───── Extracted information ─────
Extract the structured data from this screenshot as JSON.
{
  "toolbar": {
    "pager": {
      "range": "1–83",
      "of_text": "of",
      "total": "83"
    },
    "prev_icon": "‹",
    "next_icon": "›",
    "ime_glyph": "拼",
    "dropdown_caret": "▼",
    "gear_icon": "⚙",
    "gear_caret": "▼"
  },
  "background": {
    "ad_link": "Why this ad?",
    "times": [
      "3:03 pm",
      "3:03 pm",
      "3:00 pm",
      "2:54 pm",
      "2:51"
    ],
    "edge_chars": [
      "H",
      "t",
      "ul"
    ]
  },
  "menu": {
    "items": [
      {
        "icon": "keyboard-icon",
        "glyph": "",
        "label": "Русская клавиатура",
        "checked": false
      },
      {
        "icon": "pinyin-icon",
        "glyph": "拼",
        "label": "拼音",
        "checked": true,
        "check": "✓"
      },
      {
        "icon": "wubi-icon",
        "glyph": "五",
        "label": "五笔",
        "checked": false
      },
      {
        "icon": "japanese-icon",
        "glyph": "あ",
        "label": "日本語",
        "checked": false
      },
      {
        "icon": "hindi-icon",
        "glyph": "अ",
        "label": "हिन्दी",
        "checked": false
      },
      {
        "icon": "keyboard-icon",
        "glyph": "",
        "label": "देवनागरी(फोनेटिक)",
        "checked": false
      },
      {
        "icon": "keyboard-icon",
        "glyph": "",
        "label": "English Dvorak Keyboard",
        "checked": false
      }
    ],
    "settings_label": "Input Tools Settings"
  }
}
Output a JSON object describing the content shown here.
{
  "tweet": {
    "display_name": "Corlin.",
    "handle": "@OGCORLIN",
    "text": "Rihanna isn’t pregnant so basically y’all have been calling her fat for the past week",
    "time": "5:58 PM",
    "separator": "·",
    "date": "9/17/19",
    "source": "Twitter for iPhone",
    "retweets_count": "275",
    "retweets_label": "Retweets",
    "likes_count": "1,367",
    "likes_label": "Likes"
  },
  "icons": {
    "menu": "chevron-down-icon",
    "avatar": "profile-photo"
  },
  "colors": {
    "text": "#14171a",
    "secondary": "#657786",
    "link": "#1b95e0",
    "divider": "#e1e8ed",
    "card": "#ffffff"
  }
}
─────
**Your objective**
Every line of the material must be returned exactly as it appears.

**Answer for this exercise**
Extract the structured data from this screenshot as JSON.
{
  "toolbar": {
    "pager": {
      "range": "1–83",
      "of_text": "of",
      "total": "83"
    },
    "prev_icon": "‹",
    "next_icon": "›",
    "ime_glyph": "拼",
    "dropdown_caret": "▼",
    "gear_icon": "⚙",
    "gear_caret": "▼"
  },
  "background": {
    "ad_link": "Why this ad?",
    "times": [
      "3:03 pm",
      "3:03 pm",
      "3:00 pm",
      "2:54 pm",
      "2:51"
    ],
    "edge_chars": [
      "H",
      "t",
      "ul"
    ]
  },
  "menu": {
    "items": [
      {
        "icon": "keyboard-icon",
        "glyph": "",
        "label": "Русская клавиатура",
        "checked": false
      },
      {
        "icon": "pinyin-icon",
        "glyph": "拼",
        "label": "拼音",
        "checked": true,
        "check": "✓"
      },
      {
        "icon": "wubi-icon",
        "glyph": "五",
        "label": "五笔",
        "checked": false
      },
      {
        "icon": "japanese-icon",
        "glyph": "あ",
        "label": "日本語",
        "checked": false
      },
      {
        "icon": "hindi-icon",
        "glyph": "अ",
        "label": "हिन्दी",
        "checked": false
      },
      {
        "icon": "keyboard-icon",
        "glyph": "",
        "label": "देवनागरी(फोनेटिक)",
        "checked": false
      },
      {
        "icon": "keyboard-icon",
        "glyph": "",
        "label": "English Dvorak Keyboard",
        "checked": false
      }
    ],
    "settings_label": "Input Tools Settings"
  }
}
Output a JSON object describing the content shown here.
{
  "tweet": {
    "display_name": "Corlin.",
    "handle": "@OGCORLIN",
    "text": "Rihanna isn’t pregnant so basically y’all have been calling her fat for the past week",
    "time": "5:58 PM",
    "separator": "·",
    "date": "9/17/19",
    "source": "Twitter for iPhone",
    "retweets_count": "275",
    "retweets_label": "Retweets",
    "likes_count": "1,367",
    "likes_label": "Likes"
  },
  "icons": {
    "menu": "chevron-down-icon",
    "avatar": "profile-photo"
  },
  "colors": {
    "text": "#14171a",
    "secondary": "#657786",
    "link": "#1b95e0",
    "divider": "#e1e8ed",
    "card": "#ffffff"
  }
}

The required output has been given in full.